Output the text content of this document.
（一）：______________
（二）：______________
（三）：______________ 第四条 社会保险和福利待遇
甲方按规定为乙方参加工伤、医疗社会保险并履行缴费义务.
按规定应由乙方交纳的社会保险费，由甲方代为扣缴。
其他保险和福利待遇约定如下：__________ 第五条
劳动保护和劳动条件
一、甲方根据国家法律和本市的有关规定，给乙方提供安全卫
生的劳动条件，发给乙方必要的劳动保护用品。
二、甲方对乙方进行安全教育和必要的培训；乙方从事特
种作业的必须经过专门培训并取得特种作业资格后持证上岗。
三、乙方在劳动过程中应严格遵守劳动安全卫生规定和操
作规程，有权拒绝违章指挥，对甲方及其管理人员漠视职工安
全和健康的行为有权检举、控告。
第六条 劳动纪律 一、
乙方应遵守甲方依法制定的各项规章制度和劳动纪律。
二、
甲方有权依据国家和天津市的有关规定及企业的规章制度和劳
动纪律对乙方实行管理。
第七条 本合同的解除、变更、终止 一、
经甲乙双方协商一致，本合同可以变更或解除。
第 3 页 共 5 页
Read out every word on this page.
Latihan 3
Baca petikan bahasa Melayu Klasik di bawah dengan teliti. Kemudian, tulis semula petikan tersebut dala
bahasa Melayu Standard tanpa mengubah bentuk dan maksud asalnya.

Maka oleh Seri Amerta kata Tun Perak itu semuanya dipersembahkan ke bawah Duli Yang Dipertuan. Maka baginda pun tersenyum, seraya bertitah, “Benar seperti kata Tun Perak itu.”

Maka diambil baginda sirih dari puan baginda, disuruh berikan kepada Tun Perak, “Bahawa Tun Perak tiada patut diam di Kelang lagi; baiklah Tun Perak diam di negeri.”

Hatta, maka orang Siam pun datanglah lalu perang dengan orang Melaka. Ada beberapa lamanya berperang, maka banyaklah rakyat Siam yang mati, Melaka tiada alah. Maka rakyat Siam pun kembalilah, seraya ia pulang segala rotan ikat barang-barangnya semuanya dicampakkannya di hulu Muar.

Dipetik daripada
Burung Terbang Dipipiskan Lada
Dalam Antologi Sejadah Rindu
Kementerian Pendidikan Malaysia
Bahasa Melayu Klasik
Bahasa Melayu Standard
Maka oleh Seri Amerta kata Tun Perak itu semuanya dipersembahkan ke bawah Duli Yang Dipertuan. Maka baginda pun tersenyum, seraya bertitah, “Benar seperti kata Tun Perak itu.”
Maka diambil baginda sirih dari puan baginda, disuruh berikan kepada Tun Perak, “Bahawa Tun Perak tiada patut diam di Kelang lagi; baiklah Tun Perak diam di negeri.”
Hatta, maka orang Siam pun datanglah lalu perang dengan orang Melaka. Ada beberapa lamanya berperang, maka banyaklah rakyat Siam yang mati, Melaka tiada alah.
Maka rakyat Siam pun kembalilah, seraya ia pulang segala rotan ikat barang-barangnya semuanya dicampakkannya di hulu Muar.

————————

### GIVEN EXERCISE
Every entry must be output again, exactly as written above.

### SOLUTION TO THE PROBLEM
Output the text content of this document.
（一）：______________
（二）：______________
（三）：______________ 第四条 社会保险和福利待遇
甲方按规定为乙方参加工伤、医疗社会保险并履行缴费义务.
按规定应由乙方交纳的社会保险费，由甲方代为扣缴。
其他保险和福利待遇约定如下：__________ 第五条
劳动保护和劳动条件
一、甲方根据国家法律和本市的有关规定，给乙方提供安全卫
生的劳动条件，发给乙方必要的劳动保护用品。
二、甲方对乙方进行安全教育和必要的培训；乙方从事特
种作业的必须经过专门培训并取得特种作业资格后持证上岗。
三、乙方在劳动过程中应严格遵守劳动安全卫生规定和操
作规程，有权拒绝违章指挥，对甲方及其管理人员漠视职工安
全和健康的行为有权检举、控告。
第六条 劳动纪律 一、
乙方应遵守甲方依法制定的各项规章制度和劳动纪律。
二、
甲方有权依据国家和天津市的有关规定及企业的规章制度和劳
动纪律对乙方实行管理。
第七条 本合同的解除、变更、终止 一、
经甲乙双方协商一致，本合同可以变更或解除。
第 3 页 共 5 页
Read out every word on this page.
Latihan 3
Baca petikan bahasa Melayu Klasik di bawah dengan teliti. Kemudian, tulis semula petikan tersebut dala
bahasa Melayu Standard tanpa mengubah bentuk dan maksud asalnya.

Maka oleh Seri Amerta kata Tun Perak itu semuanya dipersembahkan ke bawah Duli Yang Dipertuan. Maka baginda pun tersenyum, seraya bertitah, “Benar seperti kata Tun Perak itu.”

Maka diambil baginda sirih dari puan baginda, disuruh berikan kepada Tun Perak, “Bahawa Tun Perak tiada patut diam di Kelang lagi; baiklah Tun Perak diam di negeri.”

Hatta, maka orang Siam pun datanglah lalu perang dengan orang Melaka. Ada beberapa lamanya berperang, maka banyaklah rakyat Siam yang mati, Melaka tiada alah. Maka rakyat Siam pun kembalilah, seraya ia pulang segala rotan ikat barang-barangnya semuanya dicampakkannya di hulu Muar.

Dipetik daripada
Burung Terbang Dipipiskan Lada
Dalam Antologi Sejadah Rindu
Kementerian Pendidikan Malaysia
Bahasa Melayu Klasik
Bahasa Melayu Standard
Maka oleh Seri Amerta kata Tun Perak itu semuanya dipersembahkan ke bawah Duli Yang Dipertuan. Maka baginda pun tersenyum, seraya bertitah, “Benar seperti kata Tun Perak itu.”
Maka diambil baginda sirih dari puan baginda, disuruh berikan kepada Tun Perak, “Bahawa Tun Perak tiada patut diam di Kelang lagi; baiklah Tun Perak diam di negeri.”
Hatta, maka orang Siam pun datanglah lalu perang dengan orang Melaka. Ada beberapa lamanya berperang, maka banyaklah rakyat Siam yang mati, Melaka tiada alah.
Maka rakyat Siam pun kembalilah, seraya ia pulang segala rotan ikat barang-barangnya semuanya dicampakkannya di hulu Muar.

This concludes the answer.